TEXT BLOCK:
- - - - -

Feline blood groups prevalence?

Answer 22

-Amongst domestic shorthairs: 77-95+% of cats are type A. <5-17% of cats are type B. <1-6% of cats are type AB.
-Frequency of blood types can vary between breeds and countries: Siamese are all type A. High frequency of type B in British Shorthair and Devon Rex. ~20% of Ragdolls have type AB in some studies.

Question 23

Feline blood groups genotyping?

Answer 23

-Recessive variants in CMAH result in type B cats: a number of SNPs associated with type B, including G139A (common) and C136T (pix mutation). These SNPs can be detected using sequencing.

Question 24

Canine blood groups?

Answer 24

-13 different loci, eight DEA (Dog Erythrocyte Antigen) types are recognized as international standards (not all can be diagnosed by anti-sera).
-These groups include DEA 1,3,4,5,7, and Dal.
-Naturally occurring antibody is found against DEA 3,5, and 7.
-Antibody-antigen interactions: DEA 1 (acute hemolytic transfusion reactions), DEA 3, 5, and 7 (permanent red blood cell sequestration, loss in 3-5 days), DEA 4 (no effect in vitro).

- - - - -

Document layout analysis data:
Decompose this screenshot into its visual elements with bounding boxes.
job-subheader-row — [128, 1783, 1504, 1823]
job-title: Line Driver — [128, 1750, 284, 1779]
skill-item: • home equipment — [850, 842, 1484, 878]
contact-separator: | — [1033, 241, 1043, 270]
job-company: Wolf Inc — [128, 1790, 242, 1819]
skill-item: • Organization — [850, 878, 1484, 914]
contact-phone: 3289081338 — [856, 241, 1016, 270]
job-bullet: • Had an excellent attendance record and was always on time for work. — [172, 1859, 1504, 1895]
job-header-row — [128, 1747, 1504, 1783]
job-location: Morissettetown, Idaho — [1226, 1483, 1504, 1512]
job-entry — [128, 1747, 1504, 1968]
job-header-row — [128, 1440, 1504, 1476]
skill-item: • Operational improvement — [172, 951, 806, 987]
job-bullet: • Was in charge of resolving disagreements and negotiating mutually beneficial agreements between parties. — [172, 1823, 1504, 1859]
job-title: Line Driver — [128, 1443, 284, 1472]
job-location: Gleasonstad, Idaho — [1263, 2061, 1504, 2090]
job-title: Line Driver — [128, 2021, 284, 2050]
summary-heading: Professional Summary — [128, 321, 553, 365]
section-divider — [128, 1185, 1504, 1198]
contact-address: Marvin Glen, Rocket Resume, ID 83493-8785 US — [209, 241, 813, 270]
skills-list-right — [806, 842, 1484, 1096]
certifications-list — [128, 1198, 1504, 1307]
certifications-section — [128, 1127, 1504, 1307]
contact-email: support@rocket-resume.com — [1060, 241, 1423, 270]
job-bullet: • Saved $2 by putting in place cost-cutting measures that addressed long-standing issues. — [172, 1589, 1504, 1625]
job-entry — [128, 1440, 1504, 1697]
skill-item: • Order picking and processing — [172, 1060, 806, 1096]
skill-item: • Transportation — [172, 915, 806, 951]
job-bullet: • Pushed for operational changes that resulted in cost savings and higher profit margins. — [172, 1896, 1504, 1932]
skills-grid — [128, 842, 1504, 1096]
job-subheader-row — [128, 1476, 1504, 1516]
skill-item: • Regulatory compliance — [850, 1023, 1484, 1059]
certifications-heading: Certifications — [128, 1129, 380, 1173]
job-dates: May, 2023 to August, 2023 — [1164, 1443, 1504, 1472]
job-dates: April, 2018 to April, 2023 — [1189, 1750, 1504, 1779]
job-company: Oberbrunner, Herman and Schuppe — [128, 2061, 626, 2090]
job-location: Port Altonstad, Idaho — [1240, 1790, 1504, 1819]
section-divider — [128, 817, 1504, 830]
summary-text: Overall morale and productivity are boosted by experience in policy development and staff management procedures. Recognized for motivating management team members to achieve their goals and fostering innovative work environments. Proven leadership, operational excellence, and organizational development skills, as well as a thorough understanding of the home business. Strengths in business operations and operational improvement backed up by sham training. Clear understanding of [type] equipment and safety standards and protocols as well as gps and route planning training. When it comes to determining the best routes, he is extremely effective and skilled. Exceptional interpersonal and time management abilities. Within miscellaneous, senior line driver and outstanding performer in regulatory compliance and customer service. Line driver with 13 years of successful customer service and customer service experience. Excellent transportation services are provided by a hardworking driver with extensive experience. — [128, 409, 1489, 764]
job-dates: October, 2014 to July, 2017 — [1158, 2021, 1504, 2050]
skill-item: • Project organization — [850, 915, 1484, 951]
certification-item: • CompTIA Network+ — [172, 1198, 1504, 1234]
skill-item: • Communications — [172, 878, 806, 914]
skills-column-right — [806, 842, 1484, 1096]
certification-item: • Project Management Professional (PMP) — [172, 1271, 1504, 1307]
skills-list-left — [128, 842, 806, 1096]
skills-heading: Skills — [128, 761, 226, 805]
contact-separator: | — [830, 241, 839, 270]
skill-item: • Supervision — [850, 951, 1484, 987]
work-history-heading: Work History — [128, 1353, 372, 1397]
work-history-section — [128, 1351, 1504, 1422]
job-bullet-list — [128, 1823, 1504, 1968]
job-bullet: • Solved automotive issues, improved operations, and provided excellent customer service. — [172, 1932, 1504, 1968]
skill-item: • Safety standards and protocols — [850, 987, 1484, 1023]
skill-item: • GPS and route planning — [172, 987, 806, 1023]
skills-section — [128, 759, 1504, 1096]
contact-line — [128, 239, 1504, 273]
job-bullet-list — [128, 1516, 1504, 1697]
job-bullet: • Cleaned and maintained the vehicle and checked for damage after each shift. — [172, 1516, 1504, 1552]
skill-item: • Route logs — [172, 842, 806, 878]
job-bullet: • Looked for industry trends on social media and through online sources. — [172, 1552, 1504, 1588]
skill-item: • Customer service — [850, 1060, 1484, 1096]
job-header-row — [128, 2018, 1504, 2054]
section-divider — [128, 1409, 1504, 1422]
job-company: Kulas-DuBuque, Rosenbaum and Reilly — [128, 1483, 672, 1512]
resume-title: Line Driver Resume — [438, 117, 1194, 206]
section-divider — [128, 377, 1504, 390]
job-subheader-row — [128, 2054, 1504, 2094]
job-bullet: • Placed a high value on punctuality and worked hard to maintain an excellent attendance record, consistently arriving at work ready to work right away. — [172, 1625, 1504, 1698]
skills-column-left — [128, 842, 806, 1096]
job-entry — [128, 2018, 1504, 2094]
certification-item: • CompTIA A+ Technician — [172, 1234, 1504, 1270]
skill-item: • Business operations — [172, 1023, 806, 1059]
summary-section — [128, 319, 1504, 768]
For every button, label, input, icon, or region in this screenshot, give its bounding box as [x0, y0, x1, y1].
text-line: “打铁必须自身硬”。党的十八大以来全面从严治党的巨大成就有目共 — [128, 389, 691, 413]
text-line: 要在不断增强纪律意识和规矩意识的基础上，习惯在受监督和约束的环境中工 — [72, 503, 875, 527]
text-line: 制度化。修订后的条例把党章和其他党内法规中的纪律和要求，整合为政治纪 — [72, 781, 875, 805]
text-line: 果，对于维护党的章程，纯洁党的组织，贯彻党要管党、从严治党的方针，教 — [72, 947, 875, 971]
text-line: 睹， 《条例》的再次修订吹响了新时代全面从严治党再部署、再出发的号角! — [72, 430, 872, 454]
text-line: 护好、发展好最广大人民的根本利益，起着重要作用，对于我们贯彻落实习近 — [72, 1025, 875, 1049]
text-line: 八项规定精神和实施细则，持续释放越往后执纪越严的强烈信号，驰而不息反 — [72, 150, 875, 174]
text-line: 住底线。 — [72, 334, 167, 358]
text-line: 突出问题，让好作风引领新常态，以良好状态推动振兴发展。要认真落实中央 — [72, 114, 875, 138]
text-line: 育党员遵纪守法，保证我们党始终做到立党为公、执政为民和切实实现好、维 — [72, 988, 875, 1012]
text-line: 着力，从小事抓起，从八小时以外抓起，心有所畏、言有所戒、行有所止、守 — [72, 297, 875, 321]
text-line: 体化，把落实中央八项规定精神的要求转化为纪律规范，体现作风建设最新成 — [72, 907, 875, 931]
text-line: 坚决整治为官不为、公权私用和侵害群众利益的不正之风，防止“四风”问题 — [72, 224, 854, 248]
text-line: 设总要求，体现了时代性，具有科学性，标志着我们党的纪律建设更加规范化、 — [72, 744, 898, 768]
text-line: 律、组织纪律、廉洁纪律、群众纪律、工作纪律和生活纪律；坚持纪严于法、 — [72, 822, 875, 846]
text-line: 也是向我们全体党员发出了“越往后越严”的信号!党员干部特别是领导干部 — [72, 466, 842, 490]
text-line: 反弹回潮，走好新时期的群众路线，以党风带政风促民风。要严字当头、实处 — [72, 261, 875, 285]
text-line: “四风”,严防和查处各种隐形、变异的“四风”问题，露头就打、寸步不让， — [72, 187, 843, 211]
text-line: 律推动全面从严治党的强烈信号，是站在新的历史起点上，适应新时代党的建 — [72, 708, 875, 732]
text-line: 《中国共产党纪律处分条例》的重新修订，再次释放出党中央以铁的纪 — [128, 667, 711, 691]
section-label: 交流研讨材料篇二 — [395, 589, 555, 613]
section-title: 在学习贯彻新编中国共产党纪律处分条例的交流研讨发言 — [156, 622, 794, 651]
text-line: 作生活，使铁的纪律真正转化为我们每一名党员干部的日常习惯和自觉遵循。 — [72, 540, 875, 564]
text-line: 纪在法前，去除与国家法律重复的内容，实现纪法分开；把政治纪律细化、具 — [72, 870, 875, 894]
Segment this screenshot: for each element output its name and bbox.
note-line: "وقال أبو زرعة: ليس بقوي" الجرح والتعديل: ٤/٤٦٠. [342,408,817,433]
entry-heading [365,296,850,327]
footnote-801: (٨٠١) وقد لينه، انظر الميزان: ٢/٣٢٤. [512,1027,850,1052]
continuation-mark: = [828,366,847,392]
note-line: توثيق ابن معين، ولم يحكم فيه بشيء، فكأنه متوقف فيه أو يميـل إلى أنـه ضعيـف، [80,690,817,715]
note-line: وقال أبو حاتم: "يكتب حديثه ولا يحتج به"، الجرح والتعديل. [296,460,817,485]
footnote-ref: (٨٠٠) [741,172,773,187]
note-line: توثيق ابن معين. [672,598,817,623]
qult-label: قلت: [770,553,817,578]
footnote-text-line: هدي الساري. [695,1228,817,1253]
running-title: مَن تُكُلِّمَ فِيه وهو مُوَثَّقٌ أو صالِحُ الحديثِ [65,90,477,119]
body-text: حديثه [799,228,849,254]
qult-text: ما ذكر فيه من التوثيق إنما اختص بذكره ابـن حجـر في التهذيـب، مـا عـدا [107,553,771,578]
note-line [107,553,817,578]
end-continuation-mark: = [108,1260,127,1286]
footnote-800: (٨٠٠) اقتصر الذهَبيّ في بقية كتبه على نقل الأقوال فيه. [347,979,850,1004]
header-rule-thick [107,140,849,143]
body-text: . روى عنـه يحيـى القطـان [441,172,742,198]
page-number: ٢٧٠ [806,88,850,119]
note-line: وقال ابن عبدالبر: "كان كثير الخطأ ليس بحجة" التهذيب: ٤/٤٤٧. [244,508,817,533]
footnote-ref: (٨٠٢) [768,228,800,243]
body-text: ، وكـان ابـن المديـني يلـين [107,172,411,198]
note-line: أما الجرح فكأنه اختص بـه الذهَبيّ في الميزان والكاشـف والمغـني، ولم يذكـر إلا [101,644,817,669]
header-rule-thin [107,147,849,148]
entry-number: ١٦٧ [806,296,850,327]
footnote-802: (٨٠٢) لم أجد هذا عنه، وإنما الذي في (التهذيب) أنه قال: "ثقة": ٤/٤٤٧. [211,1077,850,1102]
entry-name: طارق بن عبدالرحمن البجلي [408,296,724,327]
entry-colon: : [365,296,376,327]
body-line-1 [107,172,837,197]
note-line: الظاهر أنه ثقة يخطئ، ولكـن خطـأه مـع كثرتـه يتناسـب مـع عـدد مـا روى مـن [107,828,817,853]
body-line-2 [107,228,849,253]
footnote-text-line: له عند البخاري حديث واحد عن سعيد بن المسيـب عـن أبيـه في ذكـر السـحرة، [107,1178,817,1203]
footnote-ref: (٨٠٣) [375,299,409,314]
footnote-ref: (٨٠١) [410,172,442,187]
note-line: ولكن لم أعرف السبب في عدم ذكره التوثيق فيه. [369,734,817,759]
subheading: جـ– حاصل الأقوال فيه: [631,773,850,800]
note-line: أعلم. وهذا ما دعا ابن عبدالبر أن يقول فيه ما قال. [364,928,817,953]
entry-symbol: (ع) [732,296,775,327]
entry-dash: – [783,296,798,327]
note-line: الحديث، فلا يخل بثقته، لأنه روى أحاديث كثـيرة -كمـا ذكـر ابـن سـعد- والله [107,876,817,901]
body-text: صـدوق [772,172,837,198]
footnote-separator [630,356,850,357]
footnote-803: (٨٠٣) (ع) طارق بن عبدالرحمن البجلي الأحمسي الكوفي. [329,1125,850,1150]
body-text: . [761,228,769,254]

- - - - -

PROBLEMS TO SOLVE:
a. From the blood group notes, extract the stretch from "Feline blood groups prevalence?" through "blood groups genotyping?" verbatim.
b. List every canine blood group that the blood group notes name among the internationally recognized DEA groups.
c. According to the blood group notes, what causes a cat to have type B blood, and how can the associated variants be identified? Answer in one to three sentences.

EXPECTED OUTPUTS:
a.
Feline blood groups prevalence?

Answer 22

-Amongst domestic shorthairs: 77-95+% of cats are type A. <5-17% of cats are type B. <1-6% of cats are type AB.
-Frequency of blood types can vary between breeds and countries: Siamese are all type A. High frequency of type B in British Shorthair and Devon Rex. ~20% of Ragdolls have type AB in some studies.

Question 23

Feline blood groups genotyping?

b.
- DEA 1
- DEA 3
- DEA 4
- DEA 5
- DEA 7
- Dal

c. Recessive variants in the CMAH gene result in type B cats. A number of SNPs are associated with type B, including G139A and C136T, and these can be detected using sequencing.